Dataset records:
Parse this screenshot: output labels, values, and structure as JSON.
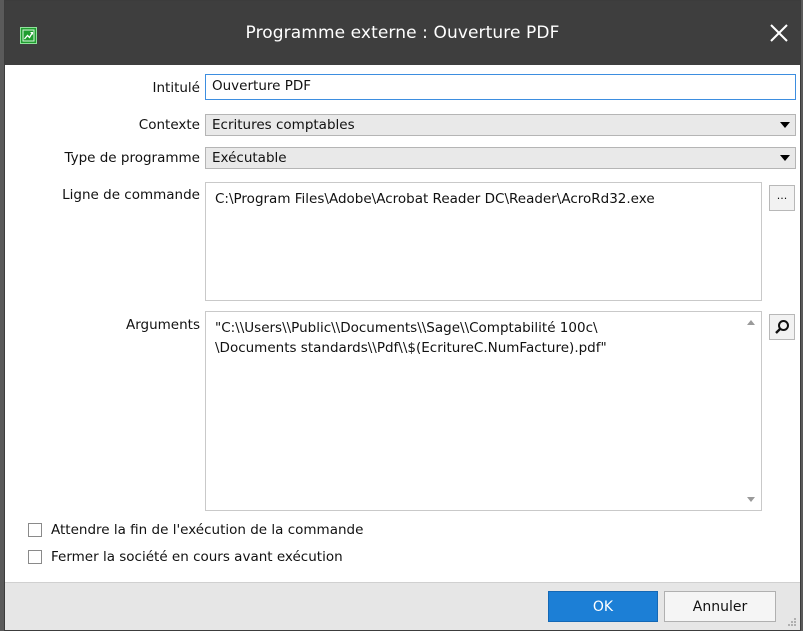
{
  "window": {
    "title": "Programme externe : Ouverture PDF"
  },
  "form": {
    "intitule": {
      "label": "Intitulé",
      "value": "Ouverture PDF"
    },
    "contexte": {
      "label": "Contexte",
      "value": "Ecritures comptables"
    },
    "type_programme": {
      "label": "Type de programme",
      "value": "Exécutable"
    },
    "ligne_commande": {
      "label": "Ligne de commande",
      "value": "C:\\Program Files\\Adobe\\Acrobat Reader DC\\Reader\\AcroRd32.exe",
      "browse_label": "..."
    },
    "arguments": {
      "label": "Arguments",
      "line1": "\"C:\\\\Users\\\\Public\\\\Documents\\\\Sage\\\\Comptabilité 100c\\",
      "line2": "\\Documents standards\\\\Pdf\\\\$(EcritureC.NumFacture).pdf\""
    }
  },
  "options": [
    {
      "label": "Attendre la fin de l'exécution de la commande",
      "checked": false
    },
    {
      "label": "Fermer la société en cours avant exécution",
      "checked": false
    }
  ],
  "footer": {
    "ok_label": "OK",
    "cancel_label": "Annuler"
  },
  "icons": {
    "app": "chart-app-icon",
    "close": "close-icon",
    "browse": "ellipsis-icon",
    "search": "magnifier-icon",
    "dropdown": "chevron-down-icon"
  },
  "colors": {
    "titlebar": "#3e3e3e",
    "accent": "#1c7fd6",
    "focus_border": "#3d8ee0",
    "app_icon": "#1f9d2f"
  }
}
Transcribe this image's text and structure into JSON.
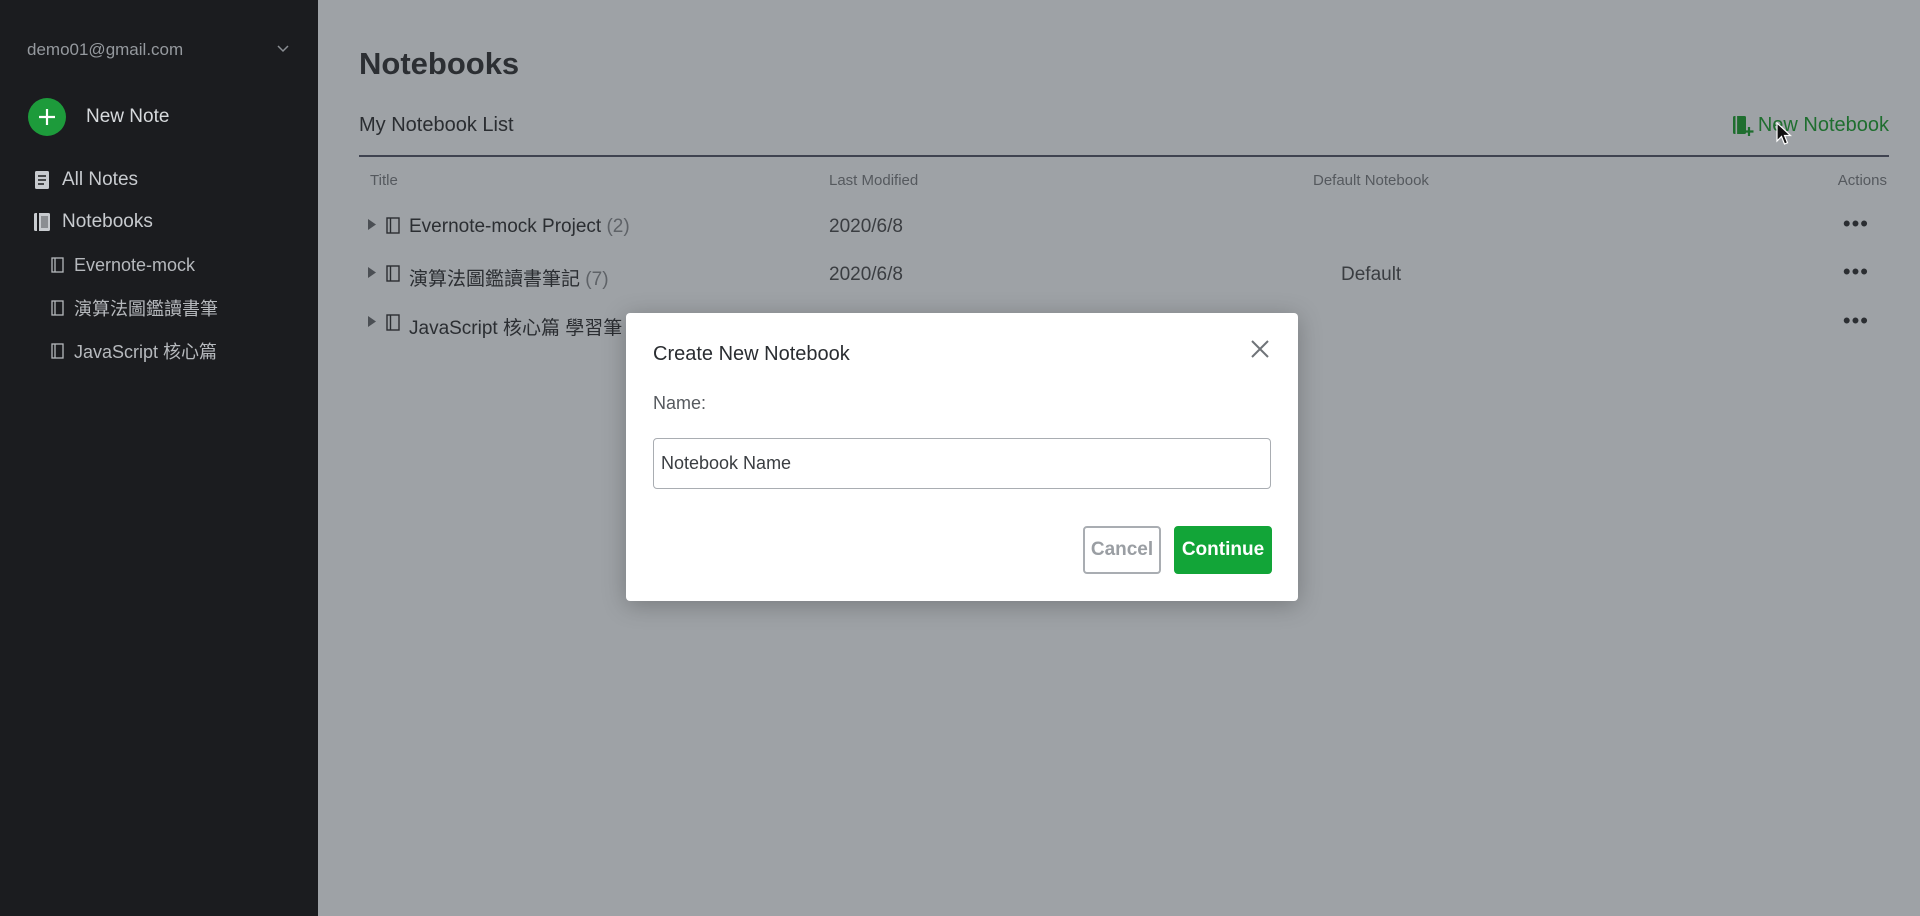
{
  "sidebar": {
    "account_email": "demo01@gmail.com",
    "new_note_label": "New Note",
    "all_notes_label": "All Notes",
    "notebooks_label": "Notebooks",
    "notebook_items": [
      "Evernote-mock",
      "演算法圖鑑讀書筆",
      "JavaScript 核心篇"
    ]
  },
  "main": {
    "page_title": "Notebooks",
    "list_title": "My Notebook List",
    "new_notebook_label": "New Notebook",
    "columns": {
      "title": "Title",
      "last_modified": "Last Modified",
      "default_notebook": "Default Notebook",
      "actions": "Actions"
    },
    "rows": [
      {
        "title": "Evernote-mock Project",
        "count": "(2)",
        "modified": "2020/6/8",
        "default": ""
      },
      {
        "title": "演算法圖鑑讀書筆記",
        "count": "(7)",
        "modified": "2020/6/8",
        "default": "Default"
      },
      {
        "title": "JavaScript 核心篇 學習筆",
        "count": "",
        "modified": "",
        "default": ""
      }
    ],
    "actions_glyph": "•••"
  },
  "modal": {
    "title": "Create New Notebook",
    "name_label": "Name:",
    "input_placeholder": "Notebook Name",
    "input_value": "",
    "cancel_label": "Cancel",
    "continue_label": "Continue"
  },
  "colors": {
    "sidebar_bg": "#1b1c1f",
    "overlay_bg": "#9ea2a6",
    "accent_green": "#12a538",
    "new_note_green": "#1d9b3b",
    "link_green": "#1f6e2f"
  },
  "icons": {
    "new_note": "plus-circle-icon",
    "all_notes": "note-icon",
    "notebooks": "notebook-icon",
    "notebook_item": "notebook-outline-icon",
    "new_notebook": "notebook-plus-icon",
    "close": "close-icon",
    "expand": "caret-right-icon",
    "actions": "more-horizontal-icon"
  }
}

** Requirements **
Pictures in the records above should not be copied. Repeat everything else exactly.

** Correct response **
Parse this screenshot: output labels, values, and structure as JSON.
{
  "window": {
    "title": "Programme externe : Ouverture PDF"
  },
  "form": {
    "intitule": {
      "label": "Intitulé",
      "value": "Ouverture PDF"
    },
    "contexte": {
      "label": "Contexte",
      "value": "Ecritures comptables"
    },
    "type_programme": {
      "label": "Type de programme",
      "value": "Exécutable"
    },
    "ligne_commande": {
      "label": "Ligne de commande",
      "value": "C:\\Program Files\\Adobe\\Acrobat Reader DC\\Reader\\AcroRd32.exe",
      "browse_label": "..."
    },
    "arguments": {
      "label": "Arguments",
      "line1": "\"C:\\\\Users\\\\Public\\\\Documents\\\\Sage\\\\Comptabilité 100c\\",
      "line2": "\\Documents standards\\\\Pdf\\\\$(EcritureC.NumFacture).pdf\""
    }
  },
  "options": [
    {
      "label": "Attendre la fin de l'exécution de la commande",
      "checked": false
    },
    {
      "label": "Fermer la société en cours avant exécution",
      "checked": false
    }
  ],
  "footer": {
    "ok_label": "OK",
    "cancel_label": "Annuler"
  },
  "icons": {
    "app": "chart-app-icon",
    "close": "close-icon",
    "browse": "ellipsis-icon",
    "search": "magnifier-icon",
    "dropdown": "chevron-down-icon"
  },
  "colors": {
    "titlebar": "#3e3e3e",
    "accent": "#1c7fd6",
    "focus_border": "#3d8ee0",
    "app_icon": "#1f9d2f"
  }
}
Transcribe this image's text and structure into JSON.
{
  "sidebar": {
    "account_email": "demo01@gmail.com",
    "new_note_label": "New Note",
    "all_notes_label": "All Notes",
    "notebooks_label": "Notebooks",
    "notebook_items": [
      "Evernote-mock",
      "演算法圖鑑讀書筆",
      "JavaScript 核心篇"
    ]
  },
  "main": {
    "page_title": "Notebooks",
    "list_title": "My Notebook List",
    "new_notebook_label": "New Notebook",
    "columns": {
      "title": "Title",
      "last_modified": "Last Modified",
      "default_notebook": "Default Notebook",
      "actions": "Actions"
    },
    "rows": [
      {
        "title": "Evernote-mock Project",
        "count": "(2)",
        "modified": "2020/6/8",
        "default": ""
      },
      {
        "title": "演算法圖鑑讀書筆記",
        "count": "(7)",
        "modified": "2020/6/8",
        "default": "Default"
      },
      {
        "title": "JavaScript 核心篇 學習筆",
        "count": "",
        "modified": "",
        "default": ""
      }
    ],
    "actions_glyph": "•••"
  },
  "modal": {
    "title": "Create New Notebook",
    "name_label": "Name:",
    "input_placeholder": "Notebook Name",
    "input_value": "",
    "cancel_label": "Cancel",
    "continue_label": "Continue"
  },
  "colors": {
    "sidebar_bg": "#1b1c1f",
    "overlay_bg": "#9ea2a6",
    "accent_green": "#12a538",
    "new_note_green": "#1d9b3b",
    "link_green": "#1f6e2f"
  },
  "icons": {
    "new_note": "plus-circle-icon",
    "all_notes": "note-icon",
    "notebooks": "notebook-icon",
    "notebook_item": "notebook-outline-icon",
    "new_notebook": "notebook-plus-icon",
    "close": "close-icon",
    "expand": "caret-right-icon",
    "actions": "more-horizontal-icon"
  }
}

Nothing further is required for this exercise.